- [Text section]:
We compared several models, including the DEC model (dispersal‐extinction‐cladogenesis; Ree et al., 2005; Ree and Smith, 2008) and a DIVALIKE model that uses maximum likelihood (this is where the LIKE suffix comes in) to model the processes included in the parsimony‐based DIVA model (dispersal‐vicariance analysis; Ronquist, 1997), and a BAYAREALIKE model that also uses maximum likelihood to estimate parameters under the assumptions of the BAYAREA model (Bayesian inference of historical biogeography for discrete areas; Landis et al., 2013). These three base models differ primarily in the types of sympatric and vicariant cladogenetic events allowed (see Van Dam and Matzke, 2016).

To estimate the effect of geographic distance on dispersal, we ran models that added a distance parameter x to each of the base models (Van Dam and Matzke, 2016). The value x modifies the geographic distance matrix, acting as a multiplier for each dispersal parameter, effectively estimating dispersal probability as a function of distance. Under the base models, x is fixed at 0 and distance 0 = 1 and therefore does not affect the estimate of the dispersal parameters. We constrained the value of x to be <0.0001, under the assumption that longer geographic distances should not increase the probability of dispersal. We also included models that estimate founder speciation events with the jump parameter j (Matzke, 2013a, b, 2014) and combined models with a joint estimation of both x and j.

The best model was selected by comparing the AIC values of all models and by comparing nested models with a likelihood ratio test. After comparing the initial 12 models, the best model (DEC + j + x) was used to run three additional models. The first limited ancestral areas to physically adjacent areas with the exceptions that Asia and Australia were considered adjacent within the past 10 Ma only and that Africa and the Brazilian Shield were considered adjacent in all time‐slices to accommodate extant taxa with ranges that extend across these continents. The second and third models also limited ancestral ranges to adjacent areas but also fixed the root to have a range restricted to either Africa, based on the findings of Mandel et al. (2019), or to the Brazilian Shield, which appeared as an alternate ancestral range in several analyses. We compared all 15 models and conducted 1000 stochastic mapping simulations (Matzke, 2014) on the best two models to estimate the number and types of anagenetic and cladogenetic biogeographic events.

- [Record excerpts]:
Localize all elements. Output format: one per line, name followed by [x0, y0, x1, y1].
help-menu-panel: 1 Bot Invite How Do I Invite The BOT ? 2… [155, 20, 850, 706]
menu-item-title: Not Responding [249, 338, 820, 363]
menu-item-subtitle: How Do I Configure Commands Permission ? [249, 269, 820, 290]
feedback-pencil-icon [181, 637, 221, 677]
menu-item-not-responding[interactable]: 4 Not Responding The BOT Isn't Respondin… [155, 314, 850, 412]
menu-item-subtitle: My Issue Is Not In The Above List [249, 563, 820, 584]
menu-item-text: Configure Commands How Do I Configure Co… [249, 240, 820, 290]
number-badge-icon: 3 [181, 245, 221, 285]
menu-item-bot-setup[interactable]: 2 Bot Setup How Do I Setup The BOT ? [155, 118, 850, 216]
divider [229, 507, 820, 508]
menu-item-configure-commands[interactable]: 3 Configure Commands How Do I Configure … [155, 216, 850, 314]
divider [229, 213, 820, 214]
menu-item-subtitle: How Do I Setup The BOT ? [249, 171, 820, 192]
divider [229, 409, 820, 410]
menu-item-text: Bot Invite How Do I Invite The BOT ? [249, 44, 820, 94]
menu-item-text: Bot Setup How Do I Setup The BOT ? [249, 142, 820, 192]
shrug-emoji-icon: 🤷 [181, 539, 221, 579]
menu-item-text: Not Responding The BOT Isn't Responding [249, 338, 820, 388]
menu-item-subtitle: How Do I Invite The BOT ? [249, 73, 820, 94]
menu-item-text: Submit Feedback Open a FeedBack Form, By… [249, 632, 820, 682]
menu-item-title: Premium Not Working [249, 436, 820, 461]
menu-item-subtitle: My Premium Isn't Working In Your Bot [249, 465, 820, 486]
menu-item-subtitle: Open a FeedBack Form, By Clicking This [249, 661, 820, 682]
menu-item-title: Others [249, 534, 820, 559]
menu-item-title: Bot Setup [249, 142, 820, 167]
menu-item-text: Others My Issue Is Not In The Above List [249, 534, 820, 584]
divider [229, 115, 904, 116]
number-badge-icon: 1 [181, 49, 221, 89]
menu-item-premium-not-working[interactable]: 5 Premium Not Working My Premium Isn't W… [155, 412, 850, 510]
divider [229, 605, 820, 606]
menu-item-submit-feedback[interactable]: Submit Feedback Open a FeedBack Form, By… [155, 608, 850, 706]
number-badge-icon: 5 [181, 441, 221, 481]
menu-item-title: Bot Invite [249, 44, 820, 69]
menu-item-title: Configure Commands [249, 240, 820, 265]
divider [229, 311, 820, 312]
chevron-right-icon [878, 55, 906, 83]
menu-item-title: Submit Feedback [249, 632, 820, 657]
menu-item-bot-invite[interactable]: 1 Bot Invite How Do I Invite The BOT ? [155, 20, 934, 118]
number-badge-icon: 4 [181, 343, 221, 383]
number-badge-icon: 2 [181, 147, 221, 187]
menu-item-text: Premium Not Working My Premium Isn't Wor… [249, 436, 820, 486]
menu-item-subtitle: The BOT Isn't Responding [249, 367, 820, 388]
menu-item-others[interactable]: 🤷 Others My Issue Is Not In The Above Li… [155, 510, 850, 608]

- [Brief 1]:
Answer from the text on biogeographic model comparison:
(a) Under the base models, what value is x fixed at?
(b) How many initial models were compared before the best model was chosen?
(c) Which two areas were treated as adjacent within the past 10 Ma only?
- [Brief 2]: Please extend the text on biogeographic model comparison, starting after its last sentence.
The material that comes after the text on biogeographic model comparison is separate from it.

- [Response box 1]:
(a) 0
(b) 12
(c) Asia and Australia

- [Response box 2]:
RESULTS

Phylogenetic analyses

Intensive sampling of 368 Vernonieae taxa representing all recognized subtribes, unassigned genera, and two genera of Moquinieae (1) clarifies the relationships among subtribes, (2) identifies taxa in need of reassessment, (3) confirms the inclusion of the Moquinieae in the Vernonieae, and (4) allows for the first model‐based assessment of the biogeographic history of the tribe. Bayesian and maximum likelihood analyses produced similar topologies (Appendices S10, S11). Phylogeny estimates recovered subfamilies Barnadesioideae, Mutisioideae, Pertyoideae, Carduoideae, and three tribes of Cichorioideae (Arctotideae + Cichorieae and Liabeae) as successive sister groups to the Vernonieae (Cichorioideae).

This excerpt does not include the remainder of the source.